Wherever the word "home" turns up in a line of the entries, copy that line.

[Extracted data entries]
--- Begin ---

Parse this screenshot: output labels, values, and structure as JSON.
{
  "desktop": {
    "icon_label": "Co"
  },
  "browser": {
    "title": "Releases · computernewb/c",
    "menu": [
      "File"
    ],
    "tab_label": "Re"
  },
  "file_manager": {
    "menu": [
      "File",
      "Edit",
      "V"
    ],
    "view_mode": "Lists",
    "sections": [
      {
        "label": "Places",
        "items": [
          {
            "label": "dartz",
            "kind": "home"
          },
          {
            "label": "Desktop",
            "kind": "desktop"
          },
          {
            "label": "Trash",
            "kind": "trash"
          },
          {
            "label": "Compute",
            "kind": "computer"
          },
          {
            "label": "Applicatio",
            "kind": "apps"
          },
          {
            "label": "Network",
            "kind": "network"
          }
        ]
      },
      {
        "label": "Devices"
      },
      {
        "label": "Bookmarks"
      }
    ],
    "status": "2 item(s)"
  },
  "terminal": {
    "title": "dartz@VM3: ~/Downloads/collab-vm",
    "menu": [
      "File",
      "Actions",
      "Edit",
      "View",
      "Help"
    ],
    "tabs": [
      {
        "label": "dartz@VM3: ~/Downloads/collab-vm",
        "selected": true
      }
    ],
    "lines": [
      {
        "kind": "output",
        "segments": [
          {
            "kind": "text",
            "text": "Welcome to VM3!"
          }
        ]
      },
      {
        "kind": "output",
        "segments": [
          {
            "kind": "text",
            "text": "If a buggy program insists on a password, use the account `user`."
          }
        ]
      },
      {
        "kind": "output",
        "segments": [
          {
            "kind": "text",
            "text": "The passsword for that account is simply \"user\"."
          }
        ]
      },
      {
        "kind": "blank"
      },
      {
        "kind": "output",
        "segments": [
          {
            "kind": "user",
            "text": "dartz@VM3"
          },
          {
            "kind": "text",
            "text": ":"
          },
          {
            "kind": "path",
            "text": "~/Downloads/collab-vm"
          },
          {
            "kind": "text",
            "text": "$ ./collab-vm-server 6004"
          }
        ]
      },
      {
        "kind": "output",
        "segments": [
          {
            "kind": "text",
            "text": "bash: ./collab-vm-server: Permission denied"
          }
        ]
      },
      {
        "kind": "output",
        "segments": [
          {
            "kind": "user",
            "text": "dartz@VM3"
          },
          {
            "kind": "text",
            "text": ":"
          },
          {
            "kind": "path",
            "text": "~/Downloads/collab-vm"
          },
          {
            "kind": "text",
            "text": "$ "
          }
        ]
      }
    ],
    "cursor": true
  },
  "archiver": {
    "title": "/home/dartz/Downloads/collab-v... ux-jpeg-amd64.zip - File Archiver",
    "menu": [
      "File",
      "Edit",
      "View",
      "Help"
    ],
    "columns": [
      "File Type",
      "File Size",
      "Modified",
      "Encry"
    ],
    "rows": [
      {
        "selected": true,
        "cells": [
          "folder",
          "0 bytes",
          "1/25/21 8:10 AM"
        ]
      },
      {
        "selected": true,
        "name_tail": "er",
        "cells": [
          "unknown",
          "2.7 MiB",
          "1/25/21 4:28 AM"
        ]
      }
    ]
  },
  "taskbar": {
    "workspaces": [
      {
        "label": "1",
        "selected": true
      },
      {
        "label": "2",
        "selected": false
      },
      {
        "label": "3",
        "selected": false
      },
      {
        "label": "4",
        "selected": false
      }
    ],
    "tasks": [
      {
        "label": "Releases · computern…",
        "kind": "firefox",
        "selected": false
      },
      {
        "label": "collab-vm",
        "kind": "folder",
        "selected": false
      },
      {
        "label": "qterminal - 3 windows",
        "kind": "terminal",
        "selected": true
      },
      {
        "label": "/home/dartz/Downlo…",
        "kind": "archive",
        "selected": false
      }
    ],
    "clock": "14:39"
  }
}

--- End ---

Reply >>
            "kind": "home"
    "title": "/home/dartz/Downloads/collab-v... ux-jpeg-amd64.zip - File Archiver",
        "label": "/home/dartz/Downlo…",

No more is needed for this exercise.